==== Data provided ====

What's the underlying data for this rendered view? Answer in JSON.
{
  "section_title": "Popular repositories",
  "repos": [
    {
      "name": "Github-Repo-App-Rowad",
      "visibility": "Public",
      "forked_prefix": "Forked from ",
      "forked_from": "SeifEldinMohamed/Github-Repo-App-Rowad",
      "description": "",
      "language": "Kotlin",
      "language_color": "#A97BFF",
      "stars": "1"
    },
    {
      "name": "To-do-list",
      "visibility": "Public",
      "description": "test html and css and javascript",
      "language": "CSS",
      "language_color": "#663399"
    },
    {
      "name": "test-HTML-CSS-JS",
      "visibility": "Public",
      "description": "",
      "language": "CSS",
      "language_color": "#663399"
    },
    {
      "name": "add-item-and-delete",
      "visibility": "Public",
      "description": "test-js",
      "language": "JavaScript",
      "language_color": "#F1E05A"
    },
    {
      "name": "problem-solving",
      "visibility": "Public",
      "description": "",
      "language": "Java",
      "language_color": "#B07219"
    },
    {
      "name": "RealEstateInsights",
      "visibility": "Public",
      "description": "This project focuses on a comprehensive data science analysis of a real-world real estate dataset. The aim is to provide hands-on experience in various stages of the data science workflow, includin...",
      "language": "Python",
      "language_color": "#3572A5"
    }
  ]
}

====

Your task is to repeat each line of the material exactly.

Solution below.
What's the underlying data for this rendered view? Answer in JSON.
{
  "section_title": "Popular repositories",
  "repos": [
    {
      "name": "Github-Repo-App-Rowad",
      "visibility": "Public",
      "forked_prefix": "Forked from ",
      "forked_from": "SeifEldinMohamed/Github-Repo-App-Rowad",
      "description": "",
      "language": "Kotlin",
      "language_color": "#A97BFF",
      "stars": "1"
    },
    {
      "name": "To-do-list",
      "visibility": "Public",
      "description": "test html and css and javascript",
      "language": "CSS",
      "language_color": "#663399"
    },
    {
      "name": "test-HTML-CSS-JS",
      "visibility": "Public",
      "description": "",
      "language": "CSS",
      "language_color": "#663399"
    },
    {
      "name": "add-item-and-delete",
      "visibility": "Public",
      "description": "test-js",
      "language": "JavaScript",
      "language_color": "#F1E05A"
    },
    {
      "name": "problem-solving",
      "visibility": "Public",
      "description": "",
      "language": "Java",
      "language_color": "#B07219"
    },
    {
      "name": "RealEstateInsights",
      "visibility": "Public",
      "description": "This project focuses on a comprehensive data science analysis of a real-world real estate dataset. The aim is to provide hands-on experience in various stages of the data science workflow, includin...",
      "language": "Python",
      "language_color": "#3572A5"
    }
  ]
}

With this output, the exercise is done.